Supplied records:
—————
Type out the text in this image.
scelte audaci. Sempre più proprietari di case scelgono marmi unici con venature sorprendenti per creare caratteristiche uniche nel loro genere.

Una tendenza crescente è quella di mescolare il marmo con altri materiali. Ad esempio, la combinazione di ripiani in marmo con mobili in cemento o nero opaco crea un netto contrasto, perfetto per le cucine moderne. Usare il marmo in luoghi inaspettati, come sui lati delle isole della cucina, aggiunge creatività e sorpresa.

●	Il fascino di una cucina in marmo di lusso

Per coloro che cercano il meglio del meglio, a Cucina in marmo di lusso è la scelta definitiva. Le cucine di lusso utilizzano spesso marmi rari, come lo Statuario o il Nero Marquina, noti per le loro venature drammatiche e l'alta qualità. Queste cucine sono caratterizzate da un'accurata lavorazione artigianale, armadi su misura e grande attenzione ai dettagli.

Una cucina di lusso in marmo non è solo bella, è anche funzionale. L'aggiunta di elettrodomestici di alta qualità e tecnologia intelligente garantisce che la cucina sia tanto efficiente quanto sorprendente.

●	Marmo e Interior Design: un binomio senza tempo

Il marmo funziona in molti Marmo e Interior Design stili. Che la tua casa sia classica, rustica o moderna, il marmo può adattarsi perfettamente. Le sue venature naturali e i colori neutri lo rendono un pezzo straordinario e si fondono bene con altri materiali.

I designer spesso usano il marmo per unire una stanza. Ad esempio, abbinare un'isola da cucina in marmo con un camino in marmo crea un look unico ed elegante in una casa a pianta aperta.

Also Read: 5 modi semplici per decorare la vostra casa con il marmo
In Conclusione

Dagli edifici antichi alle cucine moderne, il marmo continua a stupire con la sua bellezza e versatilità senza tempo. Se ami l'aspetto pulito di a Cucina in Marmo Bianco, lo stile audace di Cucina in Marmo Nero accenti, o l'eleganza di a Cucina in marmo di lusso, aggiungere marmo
—————
Requirement:
Give the entries once more, exactly as they appear.

Full answer:
Type out the text in this image.
scelte audaci. Sempre più proprietari di case scelgono marmi unici con venature sorprendenti per creare caratteristiche uniche nel loro genere.

Una tendenza crescente è quella di mescolare il marmo con altri materiali. Ad esempio, la combinazione di ripiani in marmo con mobili in cemento o nero opaco crea un netto contrasto, perfetto per le cucine moderne. Usare il marmo in luoghi inaspettati, come sui lati delle isole della cucina, aggiunge creatività e sorpresa.

●	Il fascino di una cucina in marmo di lusso

Per coloro che cercano il meglio del meglio, a Cucina in marmo di lusso è la scelta definitiva. Le cucine di lusso utilizzano spesso marmi rari, come lo Statuario o il Nero Marquina, noti per le loro venature drammatiche e l'alta qualità. Queste cucine sono caratterizzate da un'accurata lavorazione artigianale, armadi su misura e grande attenzione ai dettagli.

Una cucina di lusso in marmo non è solo bella, è anche funzionale. L'aggiunta di elettrodomestici di alta qualità e tecnologia intelligente garantisce che la cucina sia tanto efficiente quanto sorprendente.

●	Marmo e Interior Design: un binomio senza tempo

Il marmo funziona in molti Marmo e Interior Design stili. Che la tua casa sia classica, rustica o moderna, il marmo può adattarsi perfettamente. Le sue venature naturali e i colori neutri lo rendono un pezzo straordinario e si fondono bene con altri materiali.

I designer spesso usano il marmo per unire una stanza. Ad esempio, abbinare un'isola da cucina in marmo con un camino in marmo crea un look unico ed elegante in una casa a pianta aperta.

Also Read: 5 modi semplici per decorare la vostra casa con il marmo
In Conclusione

Dagli edifici antichi alle cucine moderne, il marmo continua a stupire con la sua bellezza e versatilità senza tempo. Se ami l'aspetto pulito di a Cucina in Marmo Bianco, lo stile audace di Cucina in Marmo Nero accenti, o l'eleganza di a Cucina in marmo di lusso, aggiungere marmo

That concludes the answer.